> _Task material_
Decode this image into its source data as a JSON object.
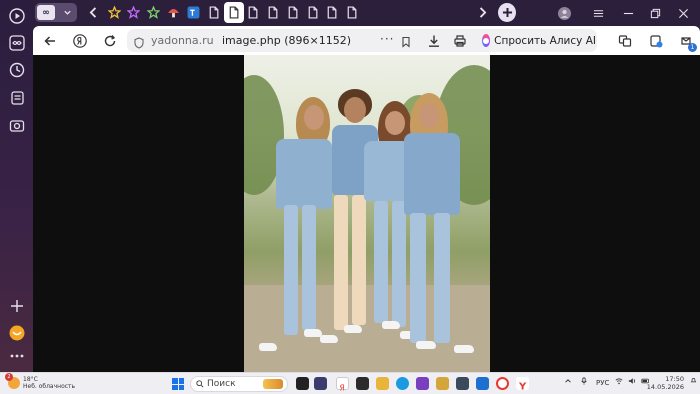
{
  "sidebar": {
    "items": [
      {
        "icon": "play-icon"
      },
      {
        "icon": "infinity-icon"
      },
      {
        "icon": "history-clock-icon"
      },
      {
        "icon": "collections-icon"
      },
      {
        "icon": "screenshot-icon"
      },
      {
        "icon": "add-icon"
      },
      {
        "icon": "zen-app-icon"
      },
      {
        "icon": "more-icon"
      }
    ]
  },
  "tabs": {
    "group_label": "∞",
    "items": [
      {
        "icon": "star-tab-icon",
        "color": "#f3c23a"
      },
      {
        "icon": "star-tab-icon",
        "color": "#c46cff"
      },
      {
        "icon": "star-tab-icon",
        "color": "#7dd36e"
      },
      {
        "icon": "mushroom-tab-icon",
        "color": "#e2574c"
      },
      {
        "icon": "tw-tab-icon",
        "color": "#2e7bd6"
      },
      {
        "icon": "document-tab-icon",
        "color": "#e8e2f0"
      },
      {
        "icon": "document-tab-icon",
        "color": "#333333",
        "active": true
      },
      {
        "icon": "document-tab-icon",
        "color": "#e8e2f0"
      },
      {
        "icon": "document-tab-icon",
        "color": "#e8e2f0"
      },
      {
        "icon": "document-tab-icon",
        "color": "#e8e2f0"
      },
      {
        "icon": "document-tab-icon",
        "color": "#e8e2f0"
      },
      {
        "icon": "document-tab-icon",
        "color": "#e8e2f0"
      },
      {
        "icon": "document-tab-icon",
        "color": "#e8e2f0"
      }
    ]
  },
  "toolbar": {
    "domain": "yadonna.ru",
    "page_title": "image.php (896×1152)",
    "more": "···",
    "alice_label": "Спросить Алису AI",
    "ext_badge": "1"
  },
  "weather": {
    "badge": "2",
    "temp": "18°C",
    "condition": "Неб. облачность"
  },
  "taskbar": {
    "search_placeholder": "Поиск",
    "lang": "РУС",
    "time": "17:50",
    "date": "14.05.2026"
  },
  "colors": {
    "sidebar_bg": "#2a1d3d",
    "toolbar_bg": "#ffffff",
    "content_bg": "#0e0e0e",
    "taskbar_bg": "#efeef2"
  }
}
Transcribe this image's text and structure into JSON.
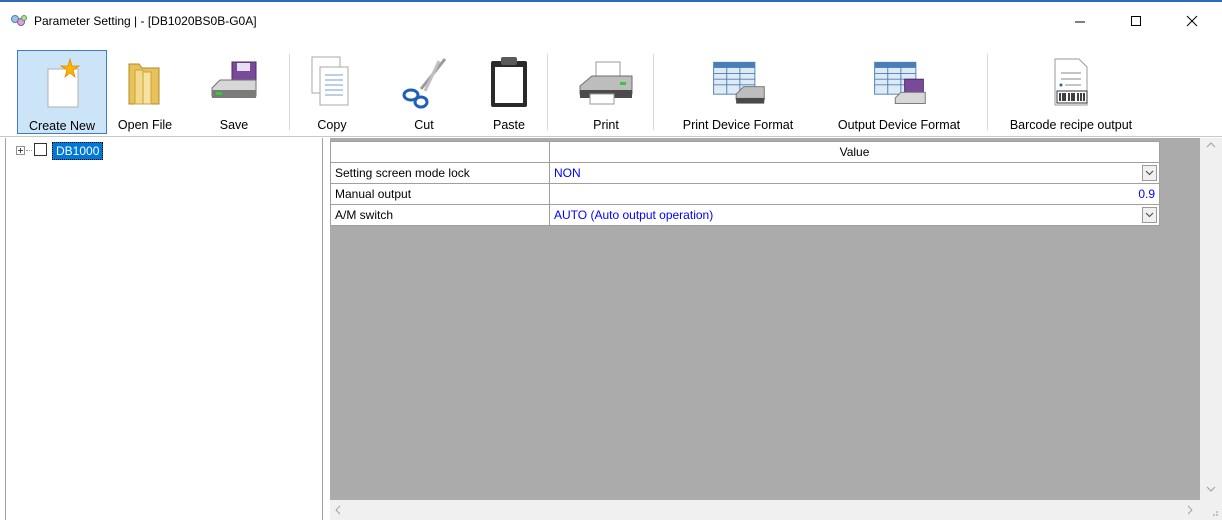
{
  "window": {
    "title": "Parameter Setting |  - [DB1020BS0B-G0A]",
    "controls": {
      "minimize": "—",
      "maximize": "☐",
      "close": "✕"
    }
  },
  "toolbar": {
    "items": [
      {
        "label": "Create New",
        "icon": "new-document-icon",
        "active": true
      },
      {
        "label": "Open File",
        "icon": "folder-icon"
      },
      {
        "label": "Save",
        "icon": "save-drive-icon"
      },
      {
        "label": "Copy",
        "icon": "copy-icon"
      },
      {
        "label": "Cut",
        "icon": "scissors-icon"
      },
      {
        "label": "Paste",
        "icon": "clipboard-icon"
      },
      {
        "label": "Print",
        "icon": "printer-icon"
      },
      {
        "label": "Print Device Format",
        "icon": "print-format-icon"
      },
      {
        "label": "Output Device Format",
        "icon": "output-format-icon"
      },
      {
        "label": "Barcode recipe output",
        "icon": "barcode-icon"
      }
    ]
  },
  "tree": {
    "root": {
      "label": "DB1000",
      "checked": false,
      "expanded": false
    }
  },
  "grid": {
    "header": {
      "name": "",
      "value": "Value"
    },
    "rows": [
      {
        "name": "Setting screen mode lock",
        "value": "NON",
        "type": "combo"
      },
      {
        "name": "Manual output",
        "value": "0.9",
        "type": "number"
      },
      {
        "name": "A/M switch",
        "value": "AUTO (Auto output operation)",
        "type": "combo"
      }
    ]
  },
  "colors": {
    "accent": "#2b6cb5",
    "selection": "#0078d7",
    "value_text": "#0000ff",
    "grid_background": "#ababab"
  }
}
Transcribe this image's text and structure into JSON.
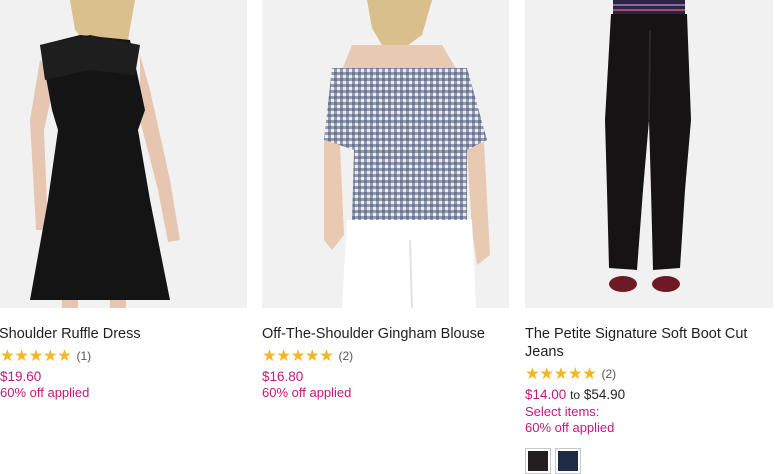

> _Aim_
Copy and report every line where the word "Setting" is present.

> _Written answer_
    "title": "Parameter Setting |  - [DB1020BS0B-G0A]",
        "name": "Setting screen mode lock",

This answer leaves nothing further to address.